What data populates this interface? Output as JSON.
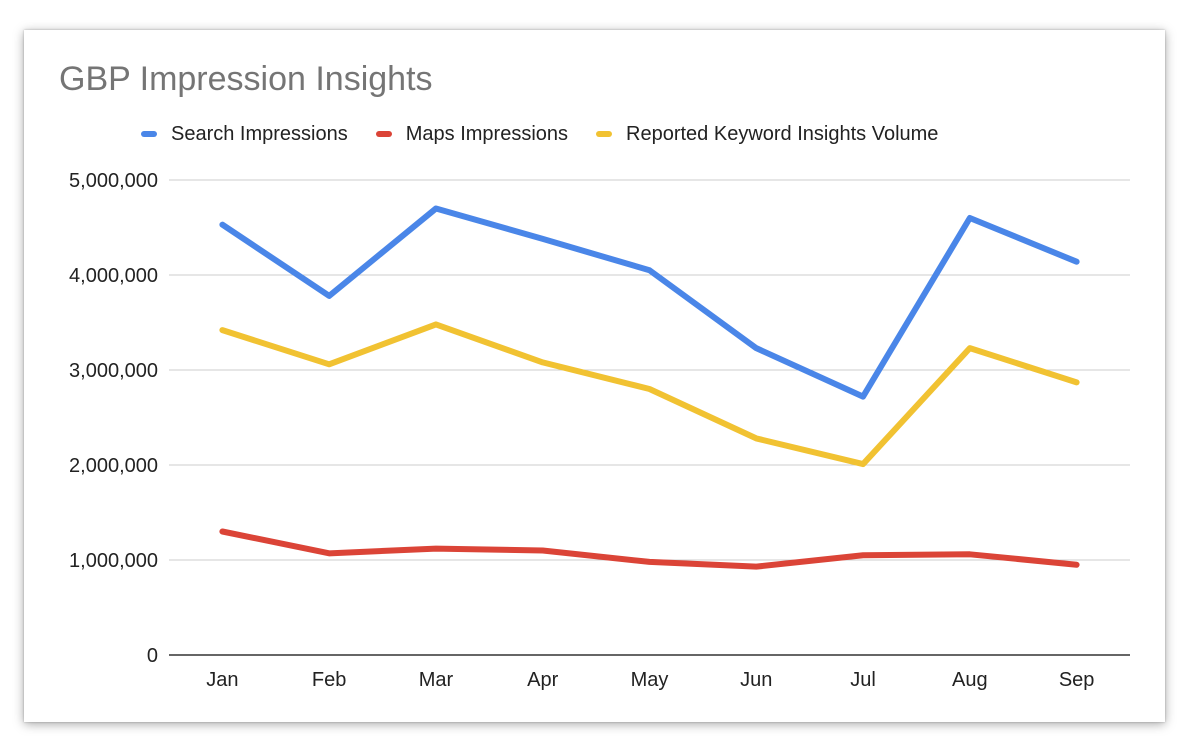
{
  "chart_data": {
    "type": "line",
    "title": "GBP Impression Insights",
    "xlabel": "",
    "ylabel": "",
    "categories": [
      "Jan",
      "Feb",
      "Mar",
      "Apr",
      "May",
      "Jun",
      "Jul",
      "Aug",
      "Sep"
    ],
    "ylim": [
      0,
      5000000
    ],
    "yticks": [
      0,
      1000000,
      2000000,
      3000000,
      4000000,
      5000000
    ],
    "ytick_labels": [
      "0",
      "1,000,000",
      "2,000,000",
      "3,000,000",
      "4,000,000",
      "5,000,000"
    ],
    "grid": true,
    "legend_position": "top",
    "series": [
      {
        "name": "Search Impressions",
        "color": "#4a86e8",
        "values": [
          4530000,
          3780000,
          4700000,
          4380000,
          4050000,
          3230000,
          2720000,
          4600000,
          4140000
        ]
      },
      {
        "name": "Maps Impressions",
        "color": "#db4437",
        "values": [
          1300000,
          1070000,
          1120000,
          1100000,
          980000,
          930000,
          1050000,
          1060000,
          950000
        ]
      },
      {
        "name": "Reported Keyword Insights Volume",
        "color": "#f1c232",
        "values": [
          3420000,
          3060000,
          3480000,
          3080000,
          2800000,
          2280000,
          2010000,
          3230000,
          2870000
        ]
      }
    ]
  }
}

####################

» Job:
Repeat the material verbatim. Do not carry over any picture.

» Answer to this task:
What data populates this interface? Output as JSON.
{
  "chart_data": {
    "type": "line",
    "title": "GBP Impression Insights",
    "xlabel": "",
    "ylabel": "",
    "categories": [
      "Jan",
      "Feb",
      "Mar",
      "Apr",
      "May",
      "Jun",
      "Jul",
      "Aug",
      "Sep"
    ],
    "ylim": [
      0,
      5000000
    ],
    "yticks": [
      0,
      1000000,
      2000000,
      3000000,
      4000000,
      5000000
    ],
    "ytick_labels": [
      "0",
      "1,000,000",
      "2,000,000",
      "3,000,000",
      "4,000,000",
      "5,000,000"
    ],
    "grid": true,
    "legend_position": "top",
    "series": [
      {
        "name": "Search Impressions",
        "color": "#4a86e8",
        "values": [
          4530000,
          3780000,
          4700000,
          4380000,
          4050000,
          3230000,
          2720000,
          4600000,
          4140000
        ]
      },
      {
        "name": "Maps Impressions",
        "color": "#db4437",
        "values": [
          1300000,
          1070000,
          1120000,
          1100000,
          980000,
          930000,
          1050000,
          1060000,
          950000
        ]
      },
      {
        "name": "Reported Keyword Insights Volume",
        "color": "#f1c232",
        "values": [
          3420000,
          3060000,
          3480000,
          3080000,
          2800000,
          2280000,
          2010000,
          3230000,
          2870000
        ]
      }
    ]
  }
}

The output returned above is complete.